- [Source text]:
As I write this, we are informed that Dr Tewarie has been sworn in, to replace Mary King.

To be perfectly clear, I am making no allegation of theft against Mayers, Assam or Dr. Tewarie.

Does the ‘fit and proper’ criteria apply to these CLF chiefs?  Should those criteria apply to the holders of high office in our country?  What do you think?

We need new politics like no time before in our country, but that must involve new thinking.  The State must behave in an exemplary fashion if we are to uplift ourselves without civil disturbance and unnecessary confusion.  The State needs to set the standard.

I trust that the Colman Commission will give the proper attention to these episodes.

State Enterprises and Public Procurement

procurement cycleState Enterprises were created to enhance the pace and quality of Public Procurement, yet they are now the scene of the most bedeviling paradoxes in the entire system of public administration.

Some of the key procurement issues which arise in this arena flow directly from the split character of the governance model.

The basic rationale for the existence of State Enterprises is they can be more effective because they are not bound by the strict rules which control the conventional civil service.  The absence of those rules is supposed to allow more latitude in terms of hiring, borrowing and contracting.  State Enterprises can hire professional staff at market rates, enter complex commercial arrangements and borrow on commercial terms, all of which should amount to significant improvements in public services.

The typical State Enterprise is owned by the State, with the shareholding held by the Corporation Sole, an exceptional legal creature which exists within the Ministry of Finance.  Apart from its owner, the State Enterprise will sometimes have a ‘line Ministry’, which would be its sole or main client.  For example, the Ministry of Housing & the Environment is the sole client of the Housing Development Corporation (HDC) and the Ministry of Education is the sole client of the Education Facilities Company Limited (EFCL).

- [Request 1]: Reproduce the stretch of the procurement text from "We need new" through "set the standard.".
- [Request 2]: Continue the text on State Enterprises and public procurement from its last sentence.

- [Data listing]:
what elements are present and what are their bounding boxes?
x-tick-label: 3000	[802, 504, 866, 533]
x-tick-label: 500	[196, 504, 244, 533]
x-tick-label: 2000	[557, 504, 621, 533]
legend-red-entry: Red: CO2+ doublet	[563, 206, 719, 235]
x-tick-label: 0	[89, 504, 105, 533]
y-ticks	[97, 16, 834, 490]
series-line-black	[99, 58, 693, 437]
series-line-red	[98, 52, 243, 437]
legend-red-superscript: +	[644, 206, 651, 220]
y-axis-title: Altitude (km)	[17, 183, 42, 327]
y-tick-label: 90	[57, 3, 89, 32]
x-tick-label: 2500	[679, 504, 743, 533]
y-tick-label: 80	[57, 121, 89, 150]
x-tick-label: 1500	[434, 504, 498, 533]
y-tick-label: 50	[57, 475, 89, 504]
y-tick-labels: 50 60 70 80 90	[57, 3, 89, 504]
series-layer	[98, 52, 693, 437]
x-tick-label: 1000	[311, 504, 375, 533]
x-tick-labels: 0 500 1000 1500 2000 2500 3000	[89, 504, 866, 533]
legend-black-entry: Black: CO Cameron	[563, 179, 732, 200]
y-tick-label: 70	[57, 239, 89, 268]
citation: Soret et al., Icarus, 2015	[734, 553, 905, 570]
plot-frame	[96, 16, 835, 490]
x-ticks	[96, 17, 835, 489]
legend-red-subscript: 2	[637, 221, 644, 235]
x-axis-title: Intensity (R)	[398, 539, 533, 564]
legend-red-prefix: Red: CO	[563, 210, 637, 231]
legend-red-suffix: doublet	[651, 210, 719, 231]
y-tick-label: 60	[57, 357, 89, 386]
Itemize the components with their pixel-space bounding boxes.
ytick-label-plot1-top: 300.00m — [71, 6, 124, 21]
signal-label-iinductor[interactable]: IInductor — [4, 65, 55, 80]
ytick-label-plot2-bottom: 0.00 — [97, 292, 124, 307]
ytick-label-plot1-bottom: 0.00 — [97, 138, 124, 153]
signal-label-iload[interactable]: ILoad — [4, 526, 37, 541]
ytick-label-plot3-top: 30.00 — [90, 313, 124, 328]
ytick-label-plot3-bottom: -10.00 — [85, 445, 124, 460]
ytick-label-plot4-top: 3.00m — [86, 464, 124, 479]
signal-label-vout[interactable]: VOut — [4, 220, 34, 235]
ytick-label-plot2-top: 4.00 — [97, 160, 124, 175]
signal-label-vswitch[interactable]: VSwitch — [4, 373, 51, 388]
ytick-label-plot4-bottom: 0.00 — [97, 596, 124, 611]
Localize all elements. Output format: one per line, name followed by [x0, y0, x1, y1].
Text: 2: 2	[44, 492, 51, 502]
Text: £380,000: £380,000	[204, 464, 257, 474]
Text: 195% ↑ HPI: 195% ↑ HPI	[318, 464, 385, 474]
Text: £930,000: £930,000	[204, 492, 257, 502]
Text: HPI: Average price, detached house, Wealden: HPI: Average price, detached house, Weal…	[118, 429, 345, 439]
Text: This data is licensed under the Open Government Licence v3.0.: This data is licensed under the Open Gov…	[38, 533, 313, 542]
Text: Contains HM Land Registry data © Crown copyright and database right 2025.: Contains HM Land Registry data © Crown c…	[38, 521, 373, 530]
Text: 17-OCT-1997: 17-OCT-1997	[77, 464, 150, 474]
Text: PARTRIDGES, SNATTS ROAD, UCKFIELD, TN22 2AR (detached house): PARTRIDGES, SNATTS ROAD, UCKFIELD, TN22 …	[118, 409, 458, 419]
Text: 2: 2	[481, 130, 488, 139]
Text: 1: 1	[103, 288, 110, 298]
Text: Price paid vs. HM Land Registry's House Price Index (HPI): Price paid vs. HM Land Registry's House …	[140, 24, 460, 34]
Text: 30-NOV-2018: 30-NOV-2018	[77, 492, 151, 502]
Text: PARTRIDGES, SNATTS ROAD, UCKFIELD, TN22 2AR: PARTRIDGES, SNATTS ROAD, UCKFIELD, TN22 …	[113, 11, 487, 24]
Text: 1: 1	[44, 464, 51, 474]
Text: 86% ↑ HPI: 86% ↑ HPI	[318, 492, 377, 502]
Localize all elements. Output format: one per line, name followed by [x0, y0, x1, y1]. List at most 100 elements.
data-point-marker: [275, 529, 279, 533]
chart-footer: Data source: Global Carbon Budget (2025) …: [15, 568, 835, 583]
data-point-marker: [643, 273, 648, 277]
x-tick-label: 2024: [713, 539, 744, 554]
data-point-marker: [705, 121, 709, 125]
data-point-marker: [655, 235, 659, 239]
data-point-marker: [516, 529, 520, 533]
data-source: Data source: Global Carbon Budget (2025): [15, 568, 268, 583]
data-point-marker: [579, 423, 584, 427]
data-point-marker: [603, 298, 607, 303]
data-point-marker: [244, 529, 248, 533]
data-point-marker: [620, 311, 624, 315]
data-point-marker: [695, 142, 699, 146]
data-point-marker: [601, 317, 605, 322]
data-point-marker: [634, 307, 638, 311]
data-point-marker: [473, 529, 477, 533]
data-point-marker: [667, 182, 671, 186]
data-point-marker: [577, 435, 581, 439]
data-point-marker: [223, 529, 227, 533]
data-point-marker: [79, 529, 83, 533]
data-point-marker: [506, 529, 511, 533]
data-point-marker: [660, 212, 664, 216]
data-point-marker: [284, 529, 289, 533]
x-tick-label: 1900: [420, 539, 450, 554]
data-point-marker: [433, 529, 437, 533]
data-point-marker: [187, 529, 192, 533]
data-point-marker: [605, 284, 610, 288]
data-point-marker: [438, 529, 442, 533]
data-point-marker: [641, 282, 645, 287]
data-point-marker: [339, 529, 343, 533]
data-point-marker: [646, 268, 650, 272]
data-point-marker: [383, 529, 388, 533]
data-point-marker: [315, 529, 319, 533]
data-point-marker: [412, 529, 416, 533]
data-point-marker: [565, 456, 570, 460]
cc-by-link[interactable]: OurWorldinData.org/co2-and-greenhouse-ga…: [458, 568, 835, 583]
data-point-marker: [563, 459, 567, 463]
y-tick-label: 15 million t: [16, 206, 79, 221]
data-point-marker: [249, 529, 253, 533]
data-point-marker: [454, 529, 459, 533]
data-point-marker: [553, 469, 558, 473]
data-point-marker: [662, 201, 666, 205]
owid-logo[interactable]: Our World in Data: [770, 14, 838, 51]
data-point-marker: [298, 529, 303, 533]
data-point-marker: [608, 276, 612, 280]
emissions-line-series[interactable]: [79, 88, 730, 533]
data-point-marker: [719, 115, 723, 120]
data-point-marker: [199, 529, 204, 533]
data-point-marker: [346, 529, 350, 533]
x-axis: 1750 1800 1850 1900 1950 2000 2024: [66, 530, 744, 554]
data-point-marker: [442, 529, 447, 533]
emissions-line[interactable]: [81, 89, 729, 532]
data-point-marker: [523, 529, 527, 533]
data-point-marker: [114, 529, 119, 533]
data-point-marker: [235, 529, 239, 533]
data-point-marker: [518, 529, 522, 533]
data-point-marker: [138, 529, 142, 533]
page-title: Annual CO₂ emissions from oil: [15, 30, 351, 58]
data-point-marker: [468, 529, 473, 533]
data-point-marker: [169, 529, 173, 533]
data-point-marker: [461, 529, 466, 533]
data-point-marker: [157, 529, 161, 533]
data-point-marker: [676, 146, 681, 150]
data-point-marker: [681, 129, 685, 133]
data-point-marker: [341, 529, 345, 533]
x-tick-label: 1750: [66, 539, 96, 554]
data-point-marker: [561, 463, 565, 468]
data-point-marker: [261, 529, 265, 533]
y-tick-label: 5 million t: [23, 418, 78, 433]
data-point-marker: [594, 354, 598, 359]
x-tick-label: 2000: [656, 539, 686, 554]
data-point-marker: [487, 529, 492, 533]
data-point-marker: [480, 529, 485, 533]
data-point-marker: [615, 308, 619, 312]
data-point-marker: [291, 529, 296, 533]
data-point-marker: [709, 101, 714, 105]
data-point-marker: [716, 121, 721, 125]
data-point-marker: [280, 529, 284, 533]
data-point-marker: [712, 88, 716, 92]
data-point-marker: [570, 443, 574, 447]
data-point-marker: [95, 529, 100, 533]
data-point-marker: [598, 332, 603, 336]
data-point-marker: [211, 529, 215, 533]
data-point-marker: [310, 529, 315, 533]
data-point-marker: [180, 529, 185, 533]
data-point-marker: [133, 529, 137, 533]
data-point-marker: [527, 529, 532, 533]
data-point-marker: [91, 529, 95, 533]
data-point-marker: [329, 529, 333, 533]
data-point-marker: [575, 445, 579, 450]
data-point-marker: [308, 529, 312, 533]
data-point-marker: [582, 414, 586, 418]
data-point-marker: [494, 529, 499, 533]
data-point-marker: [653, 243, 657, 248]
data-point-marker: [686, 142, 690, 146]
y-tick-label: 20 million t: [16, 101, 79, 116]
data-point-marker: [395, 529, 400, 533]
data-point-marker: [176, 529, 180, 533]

- [Final result 1]:
We need new politics like no time before in our country, but that must involve new thinking.  The State must behave in an exemplary fashion if we are to uplift ourselves without civil disturbance and unnecessary confusion.  The State needs to set the standard.

- [Final result 2]:
State Enterprises can operate within the existing Companies Act or be established by a separate Act of Parliament, as is the case with the HDC.  That legal framework ought to ensure that a satisfactory standard of corporate governance and accountability is maintained.

The fact is that many of the Directors and Officers of State Enterprises are political appointees, which puts the entire rationale onto a doubtful footing.  Because the salaries and perks are so attractive, not to mention the commercial opportunities, the State Enterprises are prize targets for political appointments and favours.

Some of the main issues which arise when one is considering this sector are –

  • the number of State Enterprises – there needs to be a reduction in the number of State Enterprises.
  • If the politicians can instruct the State Enterprise, via the Permanent Secretary, on specifics, what is the purpose of the Board?
  • Given the preceding point, do the Board members of State Enterprises have the same duties under the Companies Act as in the case of other registered companies?
  • In terms of our proposed Public Procurement legislation, what is the boundary between the fiduciary responsibility of the Directors and the contracting powers of an ‘authorised officer’ – i.e. someone identified as having the power to enter certain contracts?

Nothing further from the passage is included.